------ Available data ------
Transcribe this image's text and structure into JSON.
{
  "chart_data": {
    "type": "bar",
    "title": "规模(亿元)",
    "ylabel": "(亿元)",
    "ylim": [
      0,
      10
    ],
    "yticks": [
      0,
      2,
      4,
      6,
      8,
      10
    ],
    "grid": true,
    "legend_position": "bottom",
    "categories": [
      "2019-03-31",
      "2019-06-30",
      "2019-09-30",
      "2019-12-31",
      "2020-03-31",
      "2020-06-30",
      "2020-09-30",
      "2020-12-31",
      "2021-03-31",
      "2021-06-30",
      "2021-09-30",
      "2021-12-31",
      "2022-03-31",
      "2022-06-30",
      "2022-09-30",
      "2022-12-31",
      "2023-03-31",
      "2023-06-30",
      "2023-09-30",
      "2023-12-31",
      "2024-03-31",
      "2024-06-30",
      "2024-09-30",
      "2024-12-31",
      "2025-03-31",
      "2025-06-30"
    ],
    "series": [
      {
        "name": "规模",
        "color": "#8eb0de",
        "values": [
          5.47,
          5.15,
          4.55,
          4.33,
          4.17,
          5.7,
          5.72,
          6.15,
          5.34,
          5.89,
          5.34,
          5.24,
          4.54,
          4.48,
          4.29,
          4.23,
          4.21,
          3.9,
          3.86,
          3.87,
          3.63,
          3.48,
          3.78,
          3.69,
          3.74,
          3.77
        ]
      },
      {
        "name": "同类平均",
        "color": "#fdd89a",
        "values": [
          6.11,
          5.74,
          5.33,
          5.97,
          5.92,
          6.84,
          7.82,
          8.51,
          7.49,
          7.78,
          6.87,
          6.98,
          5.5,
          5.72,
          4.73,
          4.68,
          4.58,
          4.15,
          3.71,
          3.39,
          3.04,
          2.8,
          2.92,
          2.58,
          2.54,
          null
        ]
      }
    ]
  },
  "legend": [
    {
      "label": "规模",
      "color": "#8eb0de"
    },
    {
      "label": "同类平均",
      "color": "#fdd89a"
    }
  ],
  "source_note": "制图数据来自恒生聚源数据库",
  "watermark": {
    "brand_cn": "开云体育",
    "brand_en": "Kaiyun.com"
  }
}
------
- _Exercise prompt_
Extract the complete set of records unchanged.

- _Reply_
Transcribe this image's text and structure into JSON.
{
  "chart_data": {
    "type": "bar",
    "title": "规模(亿元)",
    "ylabel": "(亿元)",
    "ylim": [
      0,
      10
    ],
    "yticks": [
      0,
      2,
      4,
      6,
      8,
      10
    ],
    "grid": true,
    "legend_position": "bottom",
    "categories": [
      "2019-03-31",
      "2019-06-30",
      "2019-09-30",
      "2019-12-31",
      "2020-03-31",
      "2020-06-30",
      "2020-09-30",
      "2020-12-31",
      "2021-03-31",
      "2021-06-30",
      "2021-09-30",
      "2021-12-31",
      "2022-03-31",
      "2022-06-30",
      "2022-09-30",
      "2022-12-31",
      "2023-03-31",
      "2023-06-30",
      "2023-09-30",
      "2023-12-31",
      "2024-03-31",
      "2024-06-30",
      "2024-09-30",
      "2024-12-31",
      "2025-03-31",
      "2025-06-30"
    ],
    "series": [
      {
        "name": "规模",
        "color": "#8eb0de",
        "values": [
          5.47,
          5.15,
          4.55,
          4.33,
          4.17,
          5.7,
          5.72,
          6.15,
          5.34,
          5.89,
          5.34,
          5.24,
          4.54,
          4.48,
          4.29,
          4.23,
          4.21,
          3.9,
          3.86,
          3.87,
          3.63,
          3.48,
          3.78,
          3.69,
          3.74,
          3.77
        ]
      },
      {
        "name": "同类平均",
        "color": "#fdd89a",
        "values": [
          6.11,
          5.74,
          5.33,
          5.97,
          5.92,
          6.84,
          7.82,
          8.51,
          7.49,
          7.78,
          6.87,
          6.98,
          5.5,
          5.72,
          4.73,
          4.68,
          4.58,
          4.15,
          3.71,
          3.39,
          3.04,
          2.8,
          2.92,
          2.58,
          2.54,
          null
        ]
      }
    ]
  },
  "legend": [
    {
      "label": "规模",
      "color": "#8eb0de"
    },
    {
      "label": "同类平均",
      "color": "#fdd89a"
    }
  ],
  "source_note": "制图数据来自恒生聚源数据库",
  "watermark": {
    "brand_cn": "开云体育",
    "brand_en": "Kaiyun.com"
  }
}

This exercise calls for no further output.